Tasks to carry out:
1. List every phrase in the skin surgery account that names a particular round of the procedure by its number or ordinal.
2. Copy out the stretch of the skin surgery account from "Yesterday I underwent" through "to an hour.".

*** Text excerpt ***

Yesterday I underwent a second minor surgery in as many weeks for basal cell skin cancer on my face. This really is not serious and I’ve gone through this a half dozen times. Yesterday was more painful, however. Shots in the nose to numb the infected place don’t feel good! After the dermatologist takes off one layer, you go into a waiting room with a half dozen others who are similarly affected—all sporting large bandages across the nose or other facial parts. I would surmise that everyone is secretly praying while they wait that the doctor would have gotten all the cancer on the first round. Wait time between rounds averages forty-five minutes to an hour.
Well, suffice it to say, that yesterday half the people were sown up after round #1, and nearly another half after round #2—all except for me. The dermatologist was finally successful with me after round three. That means getting numbed up four times and lots of pokes in the nose and surrounding area throughout the day. We ended up being there six or seven hours.
To my shame, I was beginning to murmur when I was the only one left in the room. Two providential things helped, however. One was a sweet old Methodist lady who kept telling us that her life was in God’s hands so that it didn’t matter how many rounds she had to undergo. Her testimony was rather humbling.
But second, and more helpful, was the book I was editing throughout the waiting times—the first ever biography on the Puritan Arthur Hildersham, which Reformation Heritage Books hopes to publish next month. Just as my murmuring began to pick up, I came to a remarkable section of the book about the afflictions that Hildersham had to endure in his life, and how he then wrote about eight helps for coping with affliction. Here they are in shorthand:
1. Think about affliction, expect it, and prepare for it before it comes.
2. Wean your heart from loving earthly things so that when losses and crosses come, you will be able to bow under them in sweet submission.

*** End of Text excerpt ***
*** Recorded data ***

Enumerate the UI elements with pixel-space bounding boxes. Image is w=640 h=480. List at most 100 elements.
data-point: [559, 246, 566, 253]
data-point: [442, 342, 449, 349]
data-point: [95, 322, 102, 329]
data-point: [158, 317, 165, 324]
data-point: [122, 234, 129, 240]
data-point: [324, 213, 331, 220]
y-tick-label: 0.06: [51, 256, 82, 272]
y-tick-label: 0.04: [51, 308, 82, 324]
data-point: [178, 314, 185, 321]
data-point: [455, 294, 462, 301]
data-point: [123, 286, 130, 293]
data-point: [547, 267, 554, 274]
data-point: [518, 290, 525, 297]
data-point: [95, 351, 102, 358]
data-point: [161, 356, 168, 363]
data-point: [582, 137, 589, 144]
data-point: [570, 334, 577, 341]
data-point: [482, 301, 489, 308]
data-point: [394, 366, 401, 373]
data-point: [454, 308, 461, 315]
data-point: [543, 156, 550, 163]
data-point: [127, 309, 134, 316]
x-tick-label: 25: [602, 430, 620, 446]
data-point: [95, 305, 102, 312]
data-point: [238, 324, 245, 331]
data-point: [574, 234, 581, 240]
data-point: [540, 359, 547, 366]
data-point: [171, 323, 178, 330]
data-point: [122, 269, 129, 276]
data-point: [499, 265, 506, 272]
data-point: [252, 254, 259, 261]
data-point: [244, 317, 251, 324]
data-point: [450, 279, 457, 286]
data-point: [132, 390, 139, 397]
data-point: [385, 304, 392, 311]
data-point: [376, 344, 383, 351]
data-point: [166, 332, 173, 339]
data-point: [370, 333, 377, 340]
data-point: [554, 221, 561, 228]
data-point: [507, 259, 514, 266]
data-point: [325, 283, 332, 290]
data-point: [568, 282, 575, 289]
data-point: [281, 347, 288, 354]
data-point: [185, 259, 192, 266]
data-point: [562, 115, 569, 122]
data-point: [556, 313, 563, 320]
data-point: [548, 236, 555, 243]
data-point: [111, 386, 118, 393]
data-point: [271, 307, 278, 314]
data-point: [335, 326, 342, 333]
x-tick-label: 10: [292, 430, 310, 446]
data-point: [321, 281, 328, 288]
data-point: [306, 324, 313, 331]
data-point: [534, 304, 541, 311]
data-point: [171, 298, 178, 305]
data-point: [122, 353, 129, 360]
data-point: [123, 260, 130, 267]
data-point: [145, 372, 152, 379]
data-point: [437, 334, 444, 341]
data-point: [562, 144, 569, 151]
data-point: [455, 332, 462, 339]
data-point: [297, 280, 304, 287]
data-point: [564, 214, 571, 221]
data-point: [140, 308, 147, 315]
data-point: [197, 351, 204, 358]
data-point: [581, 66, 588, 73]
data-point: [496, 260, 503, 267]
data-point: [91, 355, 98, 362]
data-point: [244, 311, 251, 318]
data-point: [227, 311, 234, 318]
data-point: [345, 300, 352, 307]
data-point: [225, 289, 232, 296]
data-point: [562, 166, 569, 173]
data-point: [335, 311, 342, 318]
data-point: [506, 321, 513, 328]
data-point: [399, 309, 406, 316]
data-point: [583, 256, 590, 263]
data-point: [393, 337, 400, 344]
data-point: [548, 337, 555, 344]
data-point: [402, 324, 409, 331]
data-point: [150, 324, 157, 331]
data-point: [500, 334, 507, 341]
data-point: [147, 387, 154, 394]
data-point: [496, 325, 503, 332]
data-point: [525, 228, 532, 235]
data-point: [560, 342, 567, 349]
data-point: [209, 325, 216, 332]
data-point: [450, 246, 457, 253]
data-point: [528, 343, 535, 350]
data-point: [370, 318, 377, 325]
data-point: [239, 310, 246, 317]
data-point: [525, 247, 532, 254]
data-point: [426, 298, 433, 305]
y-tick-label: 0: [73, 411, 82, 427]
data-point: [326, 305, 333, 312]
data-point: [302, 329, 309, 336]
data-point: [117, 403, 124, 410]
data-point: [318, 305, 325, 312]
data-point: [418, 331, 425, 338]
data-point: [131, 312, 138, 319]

*** End of Recorded data ***

Solutions by task:
1.
- the first round
- round #1
- round #2
- round three

2.
Yesterday I underwent a second minor surgery in as many weeks for basal cell skin cancer on my face. This really is not serious and I’ve gone through this a half dozen times. Yesterday was more painful, however. Shots in the nose to numb the infected place don’t feel good! After the dermatologist takes off one layer, you go into a waiting room with a half dozen others who are similarly affected—all sporting large bandages across the nose or other facial parts. I would surmise that everyone is secretly praying while they wait that the doctor would have gotten all the cancer on the first round. Wait time between rounds averages forty-five minutes to an hour.